[WHAT YOU NEED TO DO] Can you rewrite the rows from the line with "List UI elements" up to and including the line with "tick-labels: 10 12", replacing "marker-triangle-open" with "marker-triangle-hollow" and leaving everything else unchanged?

[INPUT ROWS]
## START

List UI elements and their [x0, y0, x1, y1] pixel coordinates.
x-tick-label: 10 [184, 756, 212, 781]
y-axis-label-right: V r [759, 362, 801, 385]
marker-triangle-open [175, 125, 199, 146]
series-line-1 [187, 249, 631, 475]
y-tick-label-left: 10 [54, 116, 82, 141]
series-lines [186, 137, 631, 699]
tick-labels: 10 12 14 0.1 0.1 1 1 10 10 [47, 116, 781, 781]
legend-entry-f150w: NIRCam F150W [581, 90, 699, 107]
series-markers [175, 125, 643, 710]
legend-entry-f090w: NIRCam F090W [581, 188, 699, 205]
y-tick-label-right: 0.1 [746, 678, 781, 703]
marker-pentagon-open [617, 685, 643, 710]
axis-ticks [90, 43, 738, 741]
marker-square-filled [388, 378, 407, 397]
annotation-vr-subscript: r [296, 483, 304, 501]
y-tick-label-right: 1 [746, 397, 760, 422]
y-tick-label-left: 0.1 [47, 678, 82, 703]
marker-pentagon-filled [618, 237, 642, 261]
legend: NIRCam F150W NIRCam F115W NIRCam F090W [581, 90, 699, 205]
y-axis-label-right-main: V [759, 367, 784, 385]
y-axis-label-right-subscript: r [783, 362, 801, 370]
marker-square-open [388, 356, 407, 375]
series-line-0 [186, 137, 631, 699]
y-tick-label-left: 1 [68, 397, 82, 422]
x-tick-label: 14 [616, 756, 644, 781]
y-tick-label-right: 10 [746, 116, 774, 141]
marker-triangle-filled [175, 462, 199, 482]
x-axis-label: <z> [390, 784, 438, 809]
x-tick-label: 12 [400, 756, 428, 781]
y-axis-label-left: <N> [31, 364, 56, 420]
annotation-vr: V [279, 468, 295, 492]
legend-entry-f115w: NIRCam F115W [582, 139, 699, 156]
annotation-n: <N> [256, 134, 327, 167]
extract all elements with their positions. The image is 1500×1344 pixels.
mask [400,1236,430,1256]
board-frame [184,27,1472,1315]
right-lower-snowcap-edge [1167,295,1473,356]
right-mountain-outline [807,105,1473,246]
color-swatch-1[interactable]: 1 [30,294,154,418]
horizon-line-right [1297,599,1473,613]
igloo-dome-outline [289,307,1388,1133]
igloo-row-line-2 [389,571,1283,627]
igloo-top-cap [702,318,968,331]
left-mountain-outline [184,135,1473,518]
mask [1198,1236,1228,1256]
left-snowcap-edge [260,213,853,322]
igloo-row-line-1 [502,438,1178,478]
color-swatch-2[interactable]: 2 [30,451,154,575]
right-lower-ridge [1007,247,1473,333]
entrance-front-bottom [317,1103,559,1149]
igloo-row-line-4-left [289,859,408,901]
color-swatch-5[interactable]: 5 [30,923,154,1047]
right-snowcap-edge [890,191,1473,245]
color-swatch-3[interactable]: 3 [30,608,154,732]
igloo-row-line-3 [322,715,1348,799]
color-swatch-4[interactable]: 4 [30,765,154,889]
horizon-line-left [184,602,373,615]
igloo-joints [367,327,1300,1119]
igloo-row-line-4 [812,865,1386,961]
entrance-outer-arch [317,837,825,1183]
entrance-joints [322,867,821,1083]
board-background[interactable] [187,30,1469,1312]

## END
## START

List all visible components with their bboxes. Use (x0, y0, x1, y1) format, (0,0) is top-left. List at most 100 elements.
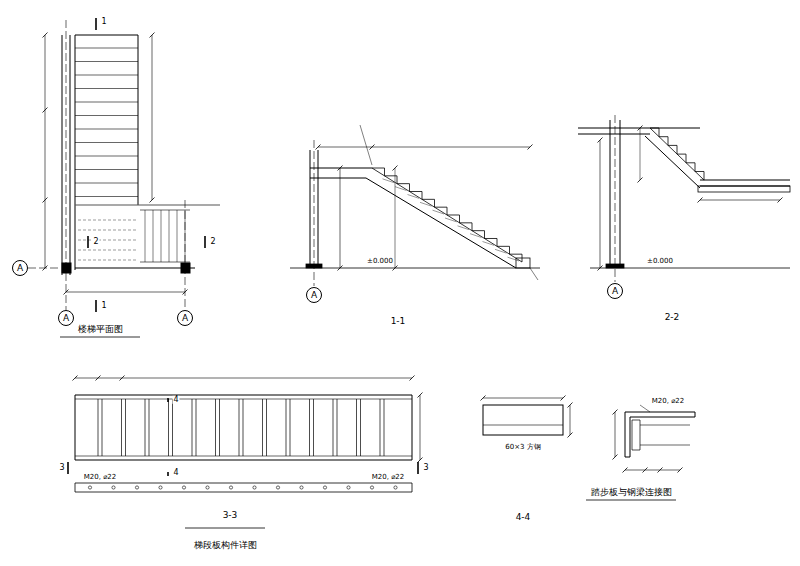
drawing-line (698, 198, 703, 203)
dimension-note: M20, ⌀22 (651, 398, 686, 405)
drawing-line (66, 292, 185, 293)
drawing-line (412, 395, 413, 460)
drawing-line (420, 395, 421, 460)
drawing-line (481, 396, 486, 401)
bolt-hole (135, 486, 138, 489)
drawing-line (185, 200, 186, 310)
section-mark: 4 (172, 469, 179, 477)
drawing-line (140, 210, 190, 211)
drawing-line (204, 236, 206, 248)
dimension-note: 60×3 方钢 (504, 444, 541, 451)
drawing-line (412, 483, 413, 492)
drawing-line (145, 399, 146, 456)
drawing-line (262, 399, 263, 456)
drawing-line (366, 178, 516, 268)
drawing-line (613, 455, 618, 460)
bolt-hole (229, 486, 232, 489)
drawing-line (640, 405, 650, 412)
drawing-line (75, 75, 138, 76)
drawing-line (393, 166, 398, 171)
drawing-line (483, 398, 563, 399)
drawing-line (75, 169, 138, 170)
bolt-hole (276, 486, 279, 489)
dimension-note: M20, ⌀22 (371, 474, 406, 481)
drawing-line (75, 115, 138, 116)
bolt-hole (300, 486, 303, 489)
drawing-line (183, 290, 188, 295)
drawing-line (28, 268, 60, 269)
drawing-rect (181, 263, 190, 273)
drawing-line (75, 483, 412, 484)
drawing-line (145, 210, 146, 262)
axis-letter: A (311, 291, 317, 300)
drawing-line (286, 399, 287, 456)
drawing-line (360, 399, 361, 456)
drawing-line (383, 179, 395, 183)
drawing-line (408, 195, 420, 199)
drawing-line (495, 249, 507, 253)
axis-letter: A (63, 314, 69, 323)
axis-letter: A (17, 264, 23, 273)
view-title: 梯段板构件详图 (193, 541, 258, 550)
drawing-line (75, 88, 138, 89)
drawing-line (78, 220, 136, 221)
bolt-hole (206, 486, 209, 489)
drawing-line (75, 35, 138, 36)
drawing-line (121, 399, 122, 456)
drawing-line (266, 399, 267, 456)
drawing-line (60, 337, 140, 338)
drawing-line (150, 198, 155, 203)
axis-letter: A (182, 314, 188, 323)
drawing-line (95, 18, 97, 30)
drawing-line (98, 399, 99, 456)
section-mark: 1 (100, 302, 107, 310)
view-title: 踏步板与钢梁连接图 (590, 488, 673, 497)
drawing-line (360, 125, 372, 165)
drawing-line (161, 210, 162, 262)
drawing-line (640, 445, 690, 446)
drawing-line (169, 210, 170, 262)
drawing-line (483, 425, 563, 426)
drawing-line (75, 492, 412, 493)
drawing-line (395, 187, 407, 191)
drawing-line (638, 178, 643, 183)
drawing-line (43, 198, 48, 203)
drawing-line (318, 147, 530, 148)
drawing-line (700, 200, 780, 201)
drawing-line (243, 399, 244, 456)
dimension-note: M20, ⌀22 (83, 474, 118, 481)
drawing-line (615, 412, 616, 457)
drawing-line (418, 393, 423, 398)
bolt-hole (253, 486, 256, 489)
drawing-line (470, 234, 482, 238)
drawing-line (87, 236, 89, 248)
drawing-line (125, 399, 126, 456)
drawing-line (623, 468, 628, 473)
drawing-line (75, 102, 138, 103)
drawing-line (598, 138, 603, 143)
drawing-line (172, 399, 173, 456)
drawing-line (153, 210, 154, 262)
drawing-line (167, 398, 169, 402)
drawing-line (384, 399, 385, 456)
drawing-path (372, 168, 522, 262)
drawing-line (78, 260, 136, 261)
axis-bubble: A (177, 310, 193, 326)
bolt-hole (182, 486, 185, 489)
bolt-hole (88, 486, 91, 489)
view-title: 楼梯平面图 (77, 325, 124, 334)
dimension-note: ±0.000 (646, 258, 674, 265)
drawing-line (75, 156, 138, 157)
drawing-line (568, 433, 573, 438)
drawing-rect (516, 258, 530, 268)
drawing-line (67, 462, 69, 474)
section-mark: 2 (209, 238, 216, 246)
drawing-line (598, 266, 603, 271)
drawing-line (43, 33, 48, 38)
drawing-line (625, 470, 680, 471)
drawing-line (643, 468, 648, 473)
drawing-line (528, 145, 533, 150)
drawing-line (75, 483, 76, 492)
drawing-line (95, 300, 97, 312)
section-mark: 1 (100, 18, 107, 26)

## END

[TASK RESULT]
List UI elements and their [x0, y0, x1, y1] pixel coordinates.
x-tick-label: 10 [184, 756, 212, 781]
y-axis-label-right: V r [759, 362, 801, 385]
marker-triangle-hollow [175, 125, 199, 146]
series-line-1 [187, 249, 631, 475]
y-tick-label-left: 10 [54, 116, 82, 141]
series-lines [186, 137, 631, 699]
tick-labels: 10 12 14 0.1 0.1 1 1 10 10 [47, 116, 781, 781]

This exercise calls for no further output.